PROBLEM STATEMENT: Copy every line of the data in which the word "name" occurs.

Data entries for graphics
----------

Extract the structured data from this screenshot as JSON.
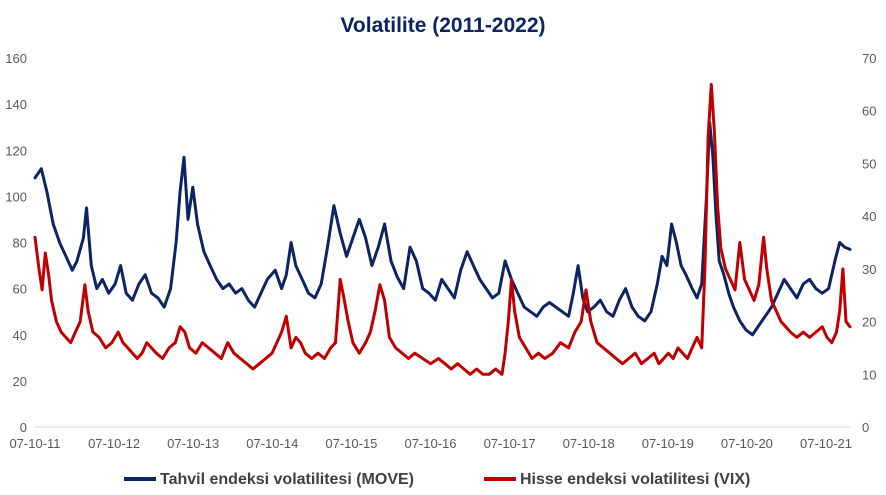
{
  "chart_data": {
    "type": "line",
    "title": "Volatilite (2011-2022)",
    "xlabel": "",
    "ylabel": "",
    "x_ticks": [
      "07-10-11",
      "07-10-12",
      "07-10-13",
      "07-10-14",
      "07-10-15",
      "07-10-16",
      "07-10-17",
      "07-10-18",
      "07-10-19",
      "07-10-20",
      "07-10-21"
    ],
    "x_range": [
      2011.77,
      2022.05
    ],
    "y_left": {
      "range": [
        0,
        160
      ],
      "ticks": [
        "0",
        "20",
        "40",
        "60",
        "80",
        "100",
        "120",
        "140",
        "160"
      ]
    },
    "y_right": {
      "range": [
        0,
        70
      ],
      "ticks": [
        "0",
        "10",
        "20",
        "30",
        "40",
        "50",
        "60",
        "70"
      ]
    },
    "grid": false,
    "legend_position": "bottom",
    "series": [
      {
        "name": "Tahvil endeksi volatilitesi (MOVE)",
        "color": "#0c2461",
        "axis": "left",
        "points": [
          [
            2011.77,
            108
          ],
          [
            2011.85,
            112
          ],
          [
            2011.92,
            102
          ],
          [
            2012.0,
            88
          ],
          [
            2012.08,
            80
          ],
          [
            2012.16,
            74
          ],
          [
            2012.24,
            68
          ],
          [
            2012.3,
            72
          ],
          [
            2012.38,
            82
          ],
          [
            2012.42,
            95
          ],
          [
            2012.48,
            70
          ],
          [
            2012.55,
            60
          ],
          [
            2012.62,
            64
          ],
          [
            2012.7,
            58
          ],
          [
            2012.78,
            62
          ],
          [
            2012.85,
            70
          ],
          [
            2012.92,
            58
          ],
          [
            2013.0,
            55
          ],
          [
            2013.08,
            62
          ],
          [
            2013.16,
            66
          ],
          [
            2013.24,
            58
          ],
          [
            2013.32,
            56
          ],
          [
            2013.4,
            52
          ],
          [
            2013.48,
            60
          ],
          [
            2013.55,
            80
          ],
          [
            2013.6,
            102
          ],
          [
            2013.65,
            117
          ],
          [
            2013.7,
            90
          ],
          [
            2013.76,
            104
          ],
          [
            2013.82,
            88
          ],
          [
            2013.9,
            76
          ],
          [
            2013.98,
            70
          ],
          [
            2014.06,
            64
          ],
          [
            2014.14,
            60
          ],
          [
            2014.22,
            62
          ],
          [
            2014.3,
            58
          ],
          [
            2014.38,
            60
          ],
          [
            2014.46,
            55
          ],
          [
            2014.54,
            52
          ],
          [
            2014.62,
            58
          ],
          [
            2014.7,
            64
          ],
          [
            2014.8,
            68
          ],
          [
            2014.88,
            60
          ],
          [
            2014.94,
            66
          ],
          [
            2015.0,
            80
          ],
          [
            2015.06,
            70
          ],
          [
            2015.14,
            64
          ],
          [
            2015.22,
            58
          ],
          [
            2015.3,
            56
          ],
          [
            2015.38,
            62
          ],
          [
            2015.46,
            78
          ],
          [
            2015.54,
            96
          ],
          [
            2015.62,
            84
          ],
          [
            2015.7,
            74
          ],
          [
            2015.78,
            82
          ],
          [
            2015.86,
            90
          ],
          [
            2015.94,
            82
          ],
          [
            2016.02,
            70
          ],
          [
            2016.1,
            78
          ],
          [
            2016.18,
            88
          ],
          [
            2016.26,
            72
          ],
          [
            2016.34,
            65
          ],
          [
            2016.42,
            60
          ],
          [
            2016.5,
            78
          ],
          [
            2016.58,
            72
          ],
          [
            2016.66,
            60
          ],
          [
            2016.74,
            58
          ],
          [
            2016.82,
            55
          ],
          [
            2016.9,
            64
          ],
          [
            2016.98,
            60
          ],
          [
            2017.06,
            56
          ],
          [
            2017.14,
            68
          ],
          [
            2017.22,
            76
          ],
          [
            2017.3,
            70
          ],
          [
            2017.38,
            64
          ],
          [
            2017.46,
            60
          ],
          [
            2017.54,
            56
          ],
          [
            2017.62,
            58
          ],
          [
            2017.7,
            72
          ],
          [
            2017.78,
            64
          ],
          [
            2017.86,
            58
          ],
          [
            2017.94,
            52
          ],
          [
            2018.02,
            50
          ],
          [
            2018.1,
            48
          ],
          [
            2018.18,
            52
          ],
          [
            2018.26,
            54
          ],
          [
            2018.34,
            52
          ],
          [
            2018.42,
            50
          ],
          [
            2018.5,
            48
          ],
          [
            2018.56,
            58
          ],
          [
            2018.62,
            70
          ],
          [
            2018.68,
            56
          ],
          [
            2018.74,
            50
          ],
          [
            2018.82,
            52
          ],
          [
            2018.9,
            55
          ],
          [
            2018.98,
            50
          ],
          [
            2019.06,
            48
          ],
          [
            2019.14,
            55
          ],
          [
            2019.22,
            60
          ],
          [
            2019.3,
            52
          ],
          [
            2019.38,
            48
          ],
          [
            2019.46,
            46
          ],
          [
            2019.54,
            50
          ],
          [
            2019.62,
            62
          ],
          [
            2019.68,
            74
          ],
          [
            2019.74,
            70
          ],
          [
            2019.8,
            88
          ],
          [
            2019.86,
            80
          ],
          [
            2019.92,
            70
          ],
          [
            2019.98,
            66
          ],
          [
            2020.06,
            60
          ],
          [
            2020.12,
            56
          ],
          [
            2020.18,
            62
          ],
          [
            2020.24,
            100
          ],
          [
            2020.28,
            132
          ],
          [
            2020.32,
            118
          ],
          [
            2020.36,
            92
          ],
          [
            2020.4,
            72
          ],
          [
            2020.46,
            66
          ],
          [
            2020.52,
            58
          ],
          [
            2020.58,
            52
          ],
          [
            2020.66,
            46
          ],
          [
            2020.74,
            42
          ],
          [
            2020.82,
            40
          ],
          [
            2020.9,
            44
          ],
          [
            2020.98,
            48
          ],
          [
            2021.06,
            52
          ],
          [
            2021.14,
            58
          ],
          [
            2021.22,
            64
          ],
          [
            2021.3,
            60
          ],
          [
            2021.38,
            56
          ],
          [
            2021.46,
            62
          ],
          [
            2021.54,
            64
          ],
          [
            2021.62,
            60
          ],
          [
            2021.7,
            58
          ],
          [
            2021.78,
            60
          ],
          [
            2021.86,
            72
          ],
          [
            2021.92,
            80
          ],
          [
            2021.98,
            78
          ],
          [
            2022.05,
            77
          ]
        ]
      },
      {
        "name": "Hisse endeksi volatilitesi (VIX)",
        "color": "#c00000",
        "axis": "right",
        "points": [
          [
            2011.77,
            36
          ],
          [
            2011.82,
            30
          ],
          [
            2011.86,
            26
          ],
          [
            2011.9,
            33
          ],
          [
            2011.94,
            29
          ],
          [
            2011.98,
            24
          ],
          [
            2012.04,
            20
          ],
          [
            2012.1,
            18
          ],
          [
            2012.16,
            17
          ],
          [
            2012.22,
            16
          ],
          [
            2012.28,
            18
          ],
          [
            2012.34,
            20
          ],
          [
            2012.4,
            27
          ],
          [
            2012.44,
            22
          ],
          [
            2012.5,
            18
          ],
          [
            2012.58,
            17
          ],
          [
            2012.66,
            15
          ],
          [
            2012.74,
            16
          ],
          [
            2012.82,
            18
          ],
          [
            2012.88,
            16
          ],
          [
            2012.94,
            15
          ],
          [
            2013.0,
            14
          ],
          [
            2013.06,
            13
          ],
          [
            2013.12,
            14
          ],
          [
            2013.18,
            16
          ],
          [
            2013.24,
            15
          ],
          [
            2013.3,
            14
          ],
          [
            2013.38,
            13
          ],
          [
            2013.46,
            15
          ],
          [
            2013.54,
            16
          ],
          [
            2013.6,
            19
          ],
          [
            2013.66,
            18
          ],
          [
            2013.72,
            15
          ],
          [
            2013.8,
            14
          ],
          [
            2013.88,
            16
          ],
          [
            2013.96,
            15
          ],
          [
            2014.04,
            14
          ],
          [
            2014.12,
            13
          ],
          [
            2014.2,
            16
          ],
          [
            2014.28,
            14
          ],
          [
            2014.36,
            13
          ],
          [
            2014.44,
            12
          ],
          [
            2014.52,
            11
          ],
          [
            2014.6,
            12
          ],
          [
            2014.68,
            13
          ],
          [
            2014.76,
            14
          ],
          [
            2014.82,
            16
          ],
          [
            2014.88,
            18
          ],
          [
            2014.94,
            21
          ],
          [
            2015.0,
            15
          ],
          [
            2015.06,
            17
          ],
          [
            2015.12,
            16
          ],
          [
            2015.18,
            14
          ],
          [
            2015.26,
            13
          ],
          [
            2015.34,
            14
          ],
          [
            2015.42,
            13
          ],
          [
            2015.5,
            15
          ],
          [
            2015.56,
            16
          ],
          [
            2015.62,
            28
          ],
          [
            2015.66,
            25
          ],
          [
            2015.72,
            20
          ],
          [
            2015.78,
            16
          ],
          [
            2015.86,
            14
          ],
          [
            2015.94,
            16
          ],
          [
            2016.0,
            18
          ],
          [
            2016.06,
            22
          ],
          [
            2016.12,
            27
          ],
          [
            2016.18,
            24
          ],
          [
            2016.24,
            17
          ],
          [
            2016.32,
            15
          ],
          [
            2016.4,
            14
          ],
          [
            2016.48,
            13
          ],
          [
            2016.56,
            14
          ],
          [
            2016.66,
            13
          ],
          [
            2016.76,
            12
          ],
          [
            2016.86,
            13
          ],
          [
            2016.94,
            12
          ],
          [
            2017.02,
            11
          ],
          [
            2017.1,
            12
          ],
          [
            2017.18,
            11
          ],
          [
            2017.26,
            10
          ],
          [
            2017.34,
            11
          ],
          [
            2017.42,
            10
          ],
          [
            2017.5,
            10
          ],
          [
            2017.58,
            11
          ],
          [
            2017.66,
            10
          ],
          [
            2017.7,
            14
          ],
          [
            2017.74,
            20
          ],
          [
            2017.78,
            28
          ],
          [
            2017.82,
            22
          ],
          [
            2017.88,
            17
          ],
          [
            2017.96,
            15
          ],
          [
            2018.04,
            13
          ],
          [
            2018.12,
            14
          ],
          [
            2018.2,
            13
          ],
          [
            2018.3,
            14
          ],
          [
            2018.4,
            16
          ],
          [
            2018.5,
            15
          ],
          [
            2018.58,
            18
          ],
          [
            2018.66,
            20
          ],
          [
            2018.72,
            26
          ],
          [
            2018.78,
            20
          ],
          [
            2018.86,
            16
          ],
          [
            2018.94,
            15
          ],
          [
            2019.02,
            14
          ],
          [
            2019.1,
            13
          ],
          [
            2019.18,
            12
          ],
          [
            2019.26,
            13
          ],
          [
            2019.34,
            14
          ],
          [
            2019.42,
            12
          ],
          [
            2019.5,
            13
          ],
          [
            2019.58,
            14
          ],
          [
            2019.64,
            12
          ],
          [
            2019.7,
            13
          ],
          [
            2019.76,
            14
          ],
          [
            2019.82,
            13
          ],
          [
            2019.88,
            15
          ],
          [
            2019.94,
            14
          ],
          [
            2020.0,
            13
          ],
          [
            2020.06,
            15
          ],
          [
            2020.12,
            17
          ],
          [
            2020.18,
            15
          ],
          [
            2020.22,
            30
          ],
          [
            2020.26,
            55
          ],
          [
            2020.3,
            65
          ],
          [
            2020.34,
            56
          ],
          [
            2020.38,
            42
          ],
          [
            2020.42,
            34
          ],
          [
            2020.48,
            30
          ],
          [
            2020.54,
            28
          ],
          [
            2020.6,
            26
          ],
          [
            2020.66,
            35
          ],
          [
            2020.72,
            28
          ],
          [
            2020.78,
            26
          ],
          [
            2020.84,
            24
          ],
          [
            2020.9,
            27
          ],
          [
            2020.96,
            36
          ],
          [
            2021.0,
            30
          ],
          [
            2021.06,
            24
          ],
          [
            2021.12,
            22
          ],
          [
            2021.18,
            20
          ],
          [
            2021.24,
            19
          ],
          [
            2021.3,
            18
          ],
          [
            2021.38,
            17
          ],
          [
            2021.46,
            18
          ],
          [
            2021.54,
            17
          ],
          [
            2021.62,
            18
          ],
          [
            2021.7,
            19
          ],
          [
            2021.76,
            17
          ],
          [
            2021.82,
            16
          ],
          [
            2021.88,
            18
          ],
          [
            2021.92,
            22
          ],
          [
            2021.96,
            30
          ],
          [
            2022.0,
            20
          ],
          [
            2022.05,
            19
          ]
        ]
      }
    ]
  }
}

----------

COMPLETED EXERCISE:
        "name": "Tahvil endeksi volatilitesi (MOVE)",
        "name": "Hisse endeksi volatilitesi (VIX)",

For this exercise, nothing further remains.